**What the task requires:** Print all of the data exactly as written.

**Entries provided:**
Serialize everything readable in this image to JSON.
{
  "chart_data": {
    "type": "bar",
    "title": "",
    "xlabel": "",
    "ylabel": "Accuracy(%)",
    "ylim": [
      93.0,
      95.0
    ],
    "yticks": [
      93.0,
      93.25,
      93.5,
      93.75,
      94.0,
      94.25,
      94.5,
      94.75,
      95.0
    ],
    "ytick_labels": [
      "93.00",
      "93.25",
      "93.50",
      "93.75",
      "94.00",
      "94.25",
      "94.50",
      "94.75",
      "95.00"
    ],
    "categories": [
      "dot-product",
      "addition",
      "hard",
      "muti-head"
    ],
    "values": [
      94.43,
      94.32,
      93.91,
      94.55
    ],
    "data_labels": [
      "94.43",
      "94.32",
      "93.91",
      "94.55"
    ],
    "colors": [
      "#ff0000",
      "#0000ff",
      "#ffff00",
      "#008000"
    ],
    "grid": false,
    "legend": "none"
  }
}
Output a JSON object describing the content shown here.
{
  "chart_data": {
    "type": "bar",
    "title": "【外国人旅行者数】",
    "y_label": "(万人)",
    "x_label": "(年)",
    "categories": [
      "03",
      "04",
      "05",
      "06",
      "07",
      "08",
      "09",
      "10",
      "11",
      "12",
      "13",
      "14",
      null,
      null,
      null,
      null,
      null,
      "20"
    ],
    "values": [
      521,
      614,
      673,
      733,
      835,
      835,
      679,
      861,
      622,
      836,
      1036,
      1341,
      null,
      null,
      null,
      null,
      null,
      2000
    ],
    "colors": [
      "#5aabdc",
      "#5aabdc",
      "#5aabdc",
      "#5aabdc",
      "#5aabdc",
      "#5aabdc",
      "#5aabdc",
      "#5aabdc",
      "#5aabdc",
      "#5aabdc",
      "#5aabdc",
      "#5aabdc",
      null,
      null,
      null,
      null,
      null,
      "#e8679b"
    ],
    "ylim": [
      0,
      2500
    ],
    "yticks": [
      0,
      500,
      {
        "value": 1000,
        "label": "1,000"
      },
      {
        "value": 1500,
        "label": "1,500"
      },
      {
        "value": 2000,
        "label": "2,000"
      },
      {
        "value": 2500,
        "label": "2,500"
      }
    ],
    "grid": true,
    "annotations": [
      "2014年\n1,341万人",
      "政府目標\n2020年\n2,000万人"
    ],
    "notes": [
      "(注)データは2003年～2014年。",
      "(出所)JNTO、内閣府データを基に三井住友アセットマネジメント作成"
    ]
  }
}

**Solution:**
Serialize everything readable in this image to JSON.
{
  "chart_data": {
    "type": "bar",
    "title": "",
    "xlabel": "",
    "ylabel": "Accuracy(%)",
    "ylim": [
      93.0,
      95.0
    ],
    "yticks": [
      93.0,
      93.25,
      93.5,
      93.75,
      94.0,
      94.25,
      94.5,
      94.75,
      95.0
    ],
    "ytick_labels": [
      "93.00",
      "93.25",
      "93.50",
      "93.75",
      "94.00",
      "94.25",
      "94.50",
      "94.75",
      "95.00"
    ],
    "categories": [
      "dot-product",
      "addition",
      "hard",
      "muti-head"
    ],
    "values": [
      94.43,
      94.32,
      93.91,
      94.55
    ],
    "data_labels": [
      "94.43",
      "94.32",
      "93.91",
      "94.55"
    ],
    "colors": [
      "#ff0000",
      "#0000ff",
      "#ffff00",
      "#008000"
    ],
    "grid": false,
    "legend": "none"
  }
}
Output a JSON object describing the content shown here.
{
  "chart_data": {
    "type": "bar",
    "title": "【外国人旅行者数】",
    "y_label": "(万人)",
    "x_label": "(年)",
    "categories": [
      "03",
      "04",
      "05",
      "06",
      "07",
      "08",
      "09",
      "10",
      "11",
      "12",
      "13",
      "14",
      null,
      null,
      null,
      null,
      null,
      "20"
    ],
    "values": [
      521,
      614,
      673,
      733,
      835,
      835,
      679,
      861,
      622,
      836,
      1036,
      1341,
      null,
      null,
      null,
      null,
      null,
      2000
    ],
    "colors": [
      "#5aabdc",
      "#5aabdc",
      "#5aabdc",
      "#5aabdc",
      "#5aabdc",
      "#5aabdc",
      "#5aabdc",
      "#5aabdc",
      "#5aabdc",
      "#5aabdc",
      "#5aabdc",
      "#5aabdc",
      null,
      null,
      null,
      null,
      null,
      "#e8679b"
    ],
    "ylim": [
      0,
      2500
    ],
    "yticks": [
      0,
      500,
      {
        "value": 1000,
        "label": "1,000"
      },
      {
        "value": 1500,
        "label": "1,500"
      },
      {
        "value": 2000,
        "label": "2,000"
      },
      {
        "value": 2500,
        "label": "2,500"
      }
    ],
    "grid": true,
    "annotations": [
      "2014年\n1,341万人",
      "政府目標\n2020年\n2,000万人"
    ],
    "notes": [
      "(注)データは2003年～2014年。",
      "(出所)JNTO、内閣府データを基に三井住友アセットマネジメント作成"
    ]
  }
}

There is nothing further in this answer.